START INPUT DATA
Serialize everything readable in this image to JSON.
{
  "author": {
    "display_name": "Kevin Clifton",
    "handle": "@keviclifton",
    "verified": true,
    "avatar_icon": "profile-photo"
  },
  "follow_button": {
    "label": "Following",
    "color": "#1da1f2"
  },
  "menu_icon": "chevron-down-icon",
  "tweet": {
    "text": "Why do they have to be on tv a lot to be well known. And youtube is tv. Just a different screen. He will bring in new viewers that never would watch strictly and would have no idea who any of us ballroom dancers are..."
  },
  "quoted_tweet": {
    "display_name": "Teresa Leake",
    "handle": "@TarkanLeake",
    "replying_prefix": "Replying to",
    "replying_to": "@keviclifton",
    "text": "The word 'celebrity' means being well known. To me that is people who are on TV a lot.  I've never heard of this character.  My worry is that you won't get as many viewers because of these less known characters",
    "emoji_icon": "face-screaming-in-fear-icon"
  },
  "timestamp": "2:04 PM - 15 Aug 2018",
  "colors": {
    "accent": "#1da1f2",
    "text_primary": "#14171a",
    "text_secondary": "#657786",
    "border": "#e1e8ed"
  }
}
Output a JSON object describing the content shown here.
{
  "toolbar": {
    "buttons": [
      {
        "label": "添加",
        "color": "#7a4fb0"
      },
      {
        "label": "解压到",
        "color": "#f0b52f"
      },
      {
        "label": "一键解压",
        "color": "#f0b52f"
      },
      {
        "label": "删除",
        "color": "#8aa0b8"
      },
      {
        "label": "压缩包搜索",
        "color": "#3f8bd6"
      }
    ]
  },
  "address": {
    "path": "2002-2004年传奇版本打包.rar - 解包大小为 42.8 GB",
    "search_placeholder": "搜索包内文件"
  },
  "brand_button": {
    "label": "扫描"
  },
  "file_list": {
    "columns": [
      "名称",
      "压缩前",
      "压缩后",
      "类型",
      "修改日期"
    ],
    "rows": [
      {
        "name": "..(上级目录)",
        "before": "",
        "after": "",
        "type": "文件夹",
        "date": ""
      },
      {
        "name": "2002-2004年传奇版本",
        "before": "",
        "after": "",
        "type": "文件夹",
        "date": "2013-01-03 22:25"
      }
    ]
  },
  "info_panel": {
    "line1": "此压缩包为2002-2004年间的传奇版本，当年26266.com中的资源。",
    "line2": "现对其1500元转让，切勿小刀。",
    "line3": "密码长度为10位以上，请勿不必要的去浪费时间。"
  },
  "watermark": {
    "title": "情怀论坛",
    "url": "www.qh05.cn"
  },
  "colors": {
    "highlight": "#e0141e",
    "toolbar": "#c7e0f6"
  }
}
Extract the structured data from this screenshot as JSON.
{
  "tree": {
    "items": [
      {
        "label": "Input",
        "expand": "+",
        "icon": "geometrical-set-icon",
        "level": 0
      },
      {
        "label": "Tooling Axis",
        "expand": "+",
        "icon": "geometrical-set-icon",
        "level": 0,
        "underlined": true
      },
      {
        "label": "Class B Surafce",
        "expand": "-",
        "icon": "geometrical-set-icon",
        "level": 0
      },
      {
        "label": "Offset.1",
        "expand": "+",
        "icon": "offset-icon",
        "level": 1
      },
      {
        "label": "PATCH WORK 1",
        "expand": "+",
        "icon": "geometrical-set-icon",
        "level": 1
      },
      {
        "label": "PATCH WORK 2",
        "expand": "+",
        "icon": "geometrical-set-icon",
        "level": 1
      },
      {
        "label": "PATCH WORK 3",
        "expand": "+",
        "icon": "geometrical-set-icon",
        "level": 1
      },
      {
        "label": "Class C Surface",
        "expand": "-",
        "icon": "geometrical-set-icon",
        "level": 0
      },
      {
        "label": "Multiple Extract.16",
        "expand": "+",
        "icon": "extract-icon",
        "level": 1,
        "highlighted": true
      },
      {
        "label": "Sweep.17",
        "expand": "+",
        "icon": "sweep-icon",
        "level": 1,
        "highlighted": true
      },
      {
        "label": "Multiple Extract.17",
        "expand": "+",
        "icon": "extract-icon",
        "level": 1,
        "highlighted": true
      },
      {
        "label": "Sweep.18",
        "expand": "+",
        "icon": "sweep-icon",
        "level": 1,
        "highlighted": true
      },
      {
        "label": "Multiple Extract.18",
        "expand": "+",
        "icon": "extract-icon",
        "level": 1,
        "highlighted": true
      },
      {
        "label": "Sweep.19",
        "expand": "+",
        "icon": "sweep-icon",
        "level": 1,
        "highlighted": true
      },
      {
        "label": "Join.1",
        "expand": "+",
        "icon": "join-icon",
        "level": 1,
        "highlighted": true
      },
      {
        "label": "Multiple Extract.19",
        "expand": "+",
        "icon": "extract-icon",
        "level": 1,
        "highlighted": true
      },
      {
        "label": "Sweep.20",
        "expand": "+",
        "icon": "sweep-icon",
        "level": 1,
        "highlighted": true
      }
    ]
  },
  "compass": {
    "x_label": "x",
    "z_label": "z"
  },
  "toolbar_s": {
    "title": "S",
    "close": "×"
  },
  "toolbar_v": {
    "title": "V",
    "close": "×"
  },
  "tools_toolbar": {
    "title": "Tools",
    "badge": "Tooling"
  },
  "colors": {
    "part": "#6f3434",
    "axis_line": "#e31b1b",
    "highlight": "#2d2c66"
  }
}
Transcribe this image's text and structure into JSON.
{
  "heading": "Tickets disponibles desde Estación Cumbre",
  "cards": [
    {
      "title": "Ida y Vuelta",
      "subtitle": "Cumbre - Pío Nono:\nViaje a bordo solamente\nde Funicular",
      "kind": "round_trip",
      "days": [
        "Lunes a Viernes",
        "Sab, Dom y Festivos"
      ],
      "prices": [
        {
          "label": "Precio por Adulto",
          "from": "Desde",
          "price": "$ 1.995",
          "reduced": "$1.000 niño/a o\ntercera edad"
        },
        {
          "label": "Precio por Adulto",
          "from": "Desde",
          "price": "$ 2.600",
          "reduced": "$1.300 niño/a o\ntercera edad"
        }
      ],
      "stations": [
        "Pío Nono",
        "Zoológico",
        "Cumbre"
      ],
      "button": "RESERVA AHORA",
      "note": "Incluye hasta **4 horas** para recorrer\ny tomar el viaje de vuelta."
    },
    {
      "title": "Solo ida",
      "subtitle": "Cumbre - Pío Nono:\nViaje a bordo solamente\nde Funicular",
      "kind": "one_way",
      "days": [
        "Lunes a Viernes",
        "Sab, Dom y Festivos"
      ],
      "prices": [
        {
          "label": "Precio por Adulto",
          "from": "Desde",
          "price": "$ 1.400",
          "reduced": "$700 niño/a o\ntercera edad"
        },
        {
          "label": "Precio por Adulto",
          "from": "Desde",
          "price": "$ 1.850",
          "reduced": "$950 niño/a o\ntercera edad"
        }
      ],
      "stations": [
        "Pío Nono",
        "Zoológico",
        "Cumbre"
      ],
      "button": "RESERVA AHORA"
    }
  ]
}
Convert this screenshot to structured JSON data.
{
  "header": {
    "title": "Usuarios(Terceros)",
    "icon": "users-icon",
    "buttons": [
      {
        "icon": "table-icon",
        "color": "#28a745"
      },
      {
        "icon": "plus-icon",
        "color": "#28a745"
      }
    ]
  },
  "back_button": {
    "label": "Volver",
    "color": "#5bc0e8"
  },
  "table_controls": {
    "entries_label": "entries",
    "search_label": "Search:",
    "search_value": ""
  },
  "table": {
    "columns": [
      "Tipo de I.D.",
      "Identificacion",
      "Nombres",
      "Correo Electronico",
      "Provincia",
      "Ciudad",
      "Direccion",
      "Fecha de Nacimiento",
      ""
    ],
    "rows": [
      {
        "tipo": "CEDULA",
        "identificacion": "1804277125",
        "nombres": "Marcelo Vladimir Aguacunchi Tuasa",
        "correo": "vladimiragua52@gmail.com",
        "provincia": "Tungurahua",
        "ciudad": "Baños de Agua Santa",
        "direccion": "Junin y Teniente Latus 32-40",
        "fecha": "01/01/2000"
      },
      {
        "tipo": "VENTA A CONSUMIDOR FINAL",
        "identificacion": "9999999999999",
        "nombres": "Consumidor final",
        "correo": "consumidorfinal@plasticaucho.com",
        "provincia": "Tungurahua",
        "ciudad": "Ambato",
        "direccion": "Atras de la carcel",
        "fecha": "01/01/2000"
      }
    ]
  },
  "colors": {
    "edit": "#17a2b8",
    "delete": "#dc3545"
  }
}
END INPUT DATA
REQUEST ::
Scan the data for the word "keviclifton" and copy every line where it shows up.

FINAL RESULT ::
    "handle": "@keviclifton",
    "replying_to": "@keviclifton",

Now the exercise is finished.